**Passage**

--- Begin ---

[Atompunk] [Fwd: Atompunk: substance or surface?]
Nathan at Twofish
nathan at twofish.nl
Mon Dec 8 23:38:11 CET 2008
Re. the below...
Lowell is an 'American' poet -- from a historic Boston family -- so his
weariness is telling, I think. (That said, I don't believe in poetry is
biography! I think it's important to appreciate Lowell's American-ness
for the point I'm trying to make, nevertheless...)
-------- Original Message --------
Subject: Atompunk: substance or surface?
Date: Mon, 08 Dec 2008 23:33:52 +0100
From: Nathan at Twofish <nathan at twofish.nl>
To: atompunk at antenna.nl
Chaps,
There are undoubtedly a lot of aesthetic influences to draw from in this
period, a period we've labeled 'Atompunk' (is it capitalised or not??).
This is what we appear to have concentrated on so far. (Is that fair to
say?)
Here is my real interest, though: what do you guys think of, what I
guess we could call, the 'paranoia/confidence' complex of the era? A
division that arguably characterised the Cold War East/West split of our
chosen era: but a division that was fluid (each side slipping from hope
to fear, and then back again, all the time).
How does this inform the 'cultural production' of the era -- as horrible
a phrase as that is -- and how much does that impact on our
reconsideration of this stuff?
This is what I'm thinking: between the futurism of Sputnik, and the
telling over-confidence of the US car design industry, sits someone like
Robert Lowell -- his American poems of 'figures of bravado ossified
young'...
How do we react to the writers of the era? I'd love to hear your
thoughts on the piece below. I'm thinking out loud here, but while it
should arguably be an aesthetically loose thing, if we are interested in
anchoring 'Atompunk' somewhere -- this seems like a good starting point.
(What's the legacy, etc.?) *I guess my question is: is this just an
aesthetic we're dealing with (interested in); or is it not only that,
but also something more...?* This propels else to somewhere new,
personally speaking.
For the Union Dead
by Robert Lowell
"Relinquunt Omnia Servare Rem Publicam."
The old South Boston Aquarium stands
in a Sahara of snow now. Its broken windows are boarded.
The bronze weathervane cod has lost half its scales.
The airy tanks are dry.
Once my nose crawled like a snail on the glass;
my hand tingled
to burst the bubbles
drifting from the noses of the cowed, compliant fish.
My hand draws back. I often sigh still
for the dark downward and vegetating kingdom
of the fish and reptile. One morning last March,
I pressed against the new barbed and galvanized
fence on the Boston Common. Behind their cage,
yellow dinosaur steamshovels were grunting
as they cropped up tons of mush and grass
to gouge their underworld garage.

--- End ---

**What you need to do**
(1) Answer these from the Atompunk post:
(a) What kind of family is Lowell said to come from?
(b) What label has the group given to the period?
(c) In the poem, what has the bronze weathervane cod lost?
(2) Extract the passage of the Atompunk post from "The old South" to "tanks are dry.".
(3) Decide whether each statement agrees with the Atompunk post:
(a) The poem places the old South Boston Aquarium in a Sahara of snow.
(b) The poem describes the aquarium's airy tanks as full of water.
(c) The steamshovels in the poem are yellow.
The entries that follow come from a different source than the Atompunk post.

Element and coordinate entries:
--- Begin ---

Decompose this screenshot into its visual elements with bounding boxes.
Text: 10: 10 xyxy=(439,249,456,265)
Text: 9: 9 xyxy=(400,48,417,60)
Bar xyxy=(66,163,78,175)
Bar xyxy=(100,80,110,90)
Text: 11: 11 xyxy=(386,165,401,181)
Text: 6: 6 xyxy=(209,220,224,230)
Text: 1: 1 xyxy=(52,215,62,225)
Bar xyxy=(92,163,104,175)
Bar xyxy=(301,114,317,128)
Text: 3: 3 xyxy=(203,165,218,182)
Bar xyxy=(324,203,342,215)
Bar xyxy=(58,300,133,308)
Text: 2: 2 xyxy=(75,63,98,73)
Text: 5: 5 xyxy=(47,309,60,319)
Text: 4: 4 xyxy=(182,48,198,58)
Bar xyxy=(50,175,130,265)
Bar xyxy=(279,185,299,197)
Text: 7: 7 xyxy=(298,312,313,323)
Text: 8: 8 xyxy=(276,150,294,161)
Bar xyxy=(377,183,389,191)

--- End ---

**Solution set**
(1)
(a) A historic Boston family.
(b) 'Atompunk'.
(c) Half its scales.

(2)
The old South Boston Aquarium stands
in a Sahara of snow now. Its broken windows are boarded.
The bronze weathervane cod has lost half its scales.
The airy tanks are dry.

(3)
(a) Yes: "in a Sahara of snow now."
(b) No: "The airy tanks are dry."
(c) Yes: "yellow dinosaur steamshovels were grunting"